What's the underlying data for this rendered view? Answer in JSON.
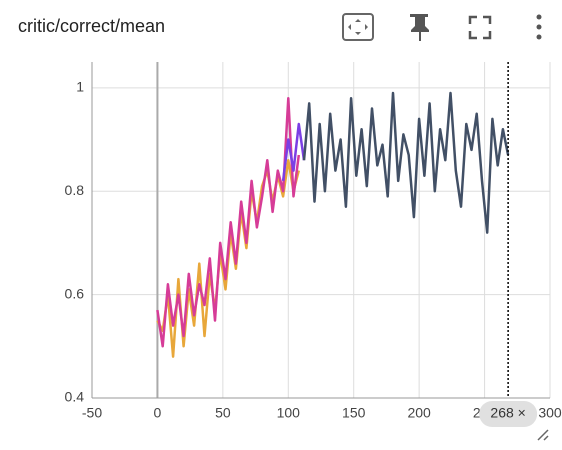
{
  "chart_data": {
    "type": "line",
    "title": "critic/correct/mean",
    "xlim": [
      -50,
      300
    ],
    "xticks": [
      -50,
      0,
      50,
      100,
      150,
      200,
      250,
      300
    ],
    "ylim": [
      0.4,
      1.05
    ],
    "yticks": [
      0.4,
      0.6,
      0.8,
      1
    ],
    "grid": true,
    "cursor": {
      "value": 268,
      "label": "268 ×"
    },
    "series": [
      {
        "color": "#e8a73a",
        "x": [
          0,
          4,
          8,
          12,
          16,
          20,
          24,
          28,
          32,
          36,
          40,
          44,
          48,
          52,
          56,
          60,
          64,
          68,
          72,
          76,
          80,
          84,
          88,
          92,
          96,
          100,
          104,
          108
        ],
        "values": [
          0.55,
          0.53,
          0.6,
          0.48,
          0.63,
          0.5,
          0.61,
          0.54,
          0.66,
          0.52,
          0.64,
          0.57,
          0.68,
          0.61,
          0.72,
          0.65,
          0.76,
          0.69,
          0.8,
          0.74,
          0.81,
          0.84,
          0.78,
          0.83,
          0.79,
          0.86,
          0.8,
          0.84
        ]
      },
      {
        "color": "#d63c97",
        "x": [
          0,
          4,
          8,
          12,
          16,
          20,
          24,
          28,
          32,
          36,
          40,
          44,
          48,
          52,
          56,
          60,
          64,
          68,
          72,
          76,
          80,
          84,
          88,
          92,
          96,
          100,
          104,
          108
        ],
        "values": [
          0.57,
          0.5,
          0.62,
          0.54,
          0.6,
          0.52,
          0.64,
          0.56,
          0.62,
          0.58,
          0.67,
          0.55,
          0.7,
          0.63,
          0.74,
          0.66,
          0.78,
          0.7,
          0.82,
          0.73,
          0.79,
          0.86,
          0.76,
          0.84,
          0.8,
          0.98,
          0.79,
          0.87
        ]
      },
      {
        "color": "#7b3fe4",
        "x": [
          96,
          100,
          104,
          108,
          112
        ],
        "values": [
          0.82,
          0.9,
          0.84,
          0.93,
          0.86
        ]
      },
      {
        "color": "#425066",
        "x": [
          112,
          116,
          120,
          124,
          128,
          132,
          136,
          140,
          144,
          148,
          152,
          156,
          160,
          164,
          168,
          172,
          176,
          180,
          184,
          188,
          192,
          196,
          200,
          204,
          208,
          212,
          216,
          220,
          224,
          228,
          232,
          236,
          240,
          244,
          248,
          252,
          256,
          260,
          264,
          268
        ],
        "values": [
          0.86,
          0.97,
          0.78,
          0.93,
          0.8,
          0.95,
          0.84,
          0.9,
          0.77,
          0.98,
          0.83,
          0.92,
          0.81,
          0.96,
          0.85,
          0.89,
          0.79,
          0.99,
          0.82,
          0.91,
          0.87,
          0.75,
          0.94,
          0.83,
          0.97,
          0.8,
          0.92,
          0.86,
          0.99,
          0.84,
          0.77,
          0.93,
          0.88,
          0.95,
          0.82,
          0.72,
          0.94,
          0.85,
          0.92,
          0.87
        ]
      }
    ]
  }
}
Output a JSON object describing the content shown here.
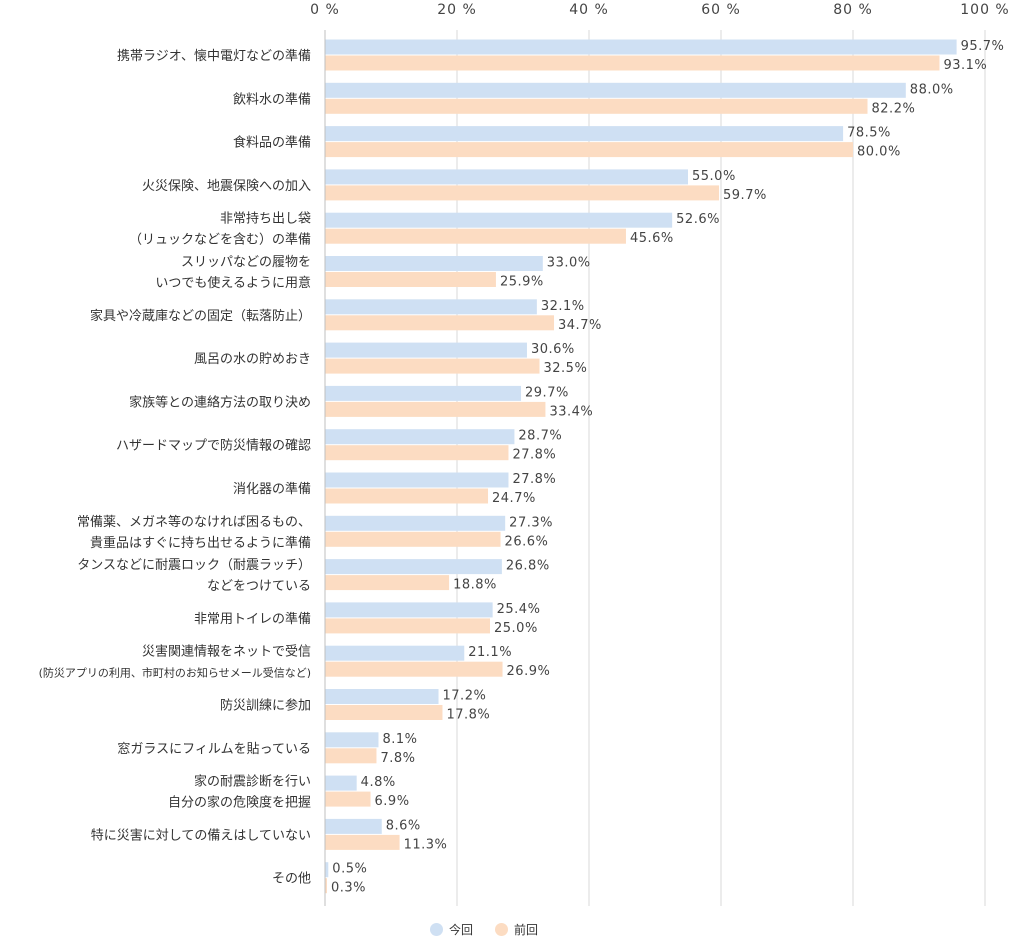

## Instructions to follow
Can you retype every record above exactly, leaving out the pictures?

## Completed exercise
What's the underlying data for this rendered view? Answer in JSON.
{
  "chart_data": {
    "type": "line",
    "title": "critic/correct/mean",
    "xlim": [
      -50,
      300
    ],
    "xticks": [
      -50,
      0,
      50,
      100,
      150,
      200,
      250,
      300
    ],
    "ylim": [
      0.4,
      1.05
    ],
    "yticks": [
      0.4,
      0.6,
      0.8,
      1
    ],
    "grid": true,
    "cursor": {
      "value": 268,
      "label": "268 ×"
    },
    "series": [
      {
        "color": "#e8a73a",
        "x": [
          0,
          4,
          8,
          12,
          16,
          20,
          24,
          28,
          32,
          36,
          40,
          44,
          48,
          52,
          56,
          60,
          64,
          68,
          72,
          76,
          80,
          84,
          88,
          92,
          96,
          100,
          104,
          108
        ],
        "values": [
          0.55,
          0.53,
          0.6,
          0.48,
          0.63,
          0.5,
          0.61,
          0.54,
          0.66,
          0.52,
          0.64,
          0.57,
          0.68,
          0.61,
          0.72,
          0.65,
          0.76,
          0.69,
          0.8,
          0.74,
          0.81,
          0.84,
          0.78,
          0.83,
          0.79,
          0.86,
          0.8,
          0.84
        ]
      },
      {
        "color": "#d63c97",
        "x": [
          0,
          4,
          8,
          12,
          16,
          20,
          24,
          28,
          32,
          36,
          40,
          44,
          48,
          52,
          56,
          60,
          64,
          68,
          72,
          76,
          80,
          84,
          88,
          92,
          96,
          100,
          104,
          108
        ],
        "values": [
          0.57,
          0.5,
          0.62,
          0.54,
          0.6,
          0.52,
          0.64,
          0.56,
          0.62,
          0.58,
          0.67,
          0.55,
          0.7,
          0.63,
          0.74,
          0.66,
          0.78,
          0.7,
          0.82,
          0.73,
          0.79,
          0.86,
          0.76,
          0.84,
          0.8,
          0.98,
          0.79,
          0.87
        ]
      },
      {
        "color": "#7b3fe4",
        "x": [
          96,
          100,
          104,
          108,
          112
        ],
        "values": [
          0.82,
          0.9,
          0.84,
          0.93,
          0.86
        ]
      },
      {
        "color": "#425066",
        "x": [
          112,
          116,
          120,
          124,
          128,
          132,
          136,
          140,
          144,
          148,
          152,
          156,
          160,
          164,
          168,
          172,
          176,
          180,
          184,
          188,
          192,
          196,
          200,
          204,
          208,
          212,
          216,
          220,
          224,
          228,
          232,
          236,
          240,
          244,
          248,
          252,
          256,
          260,
          264,
          268
        ],
        "values": [
          0.86,
          0.97,
          0.78,
          0.93,
          0.8,
          0.95,
          0.84,
          0.9,
          0.77,
          0.98,
          0.83,
          0.92,
          0.81,
          0.96,
          0.85,
          0.89,
          0.79,
          0.99,
          0.82,
          0.91,
          0.87,
          0.75,
          0.94,
          0.83,
          0.97,
          0.8,
          0.92,
          0.86,
          0.99,
          0.84,
          0.77,
          0.93,
          0.88,
          0.95,
          0.82,
          0.72,
          0.94,
          0.85,
          0.92,
          0.87
        ]
      }
    ]
  }
}
Output a JSON object describing the content shown here.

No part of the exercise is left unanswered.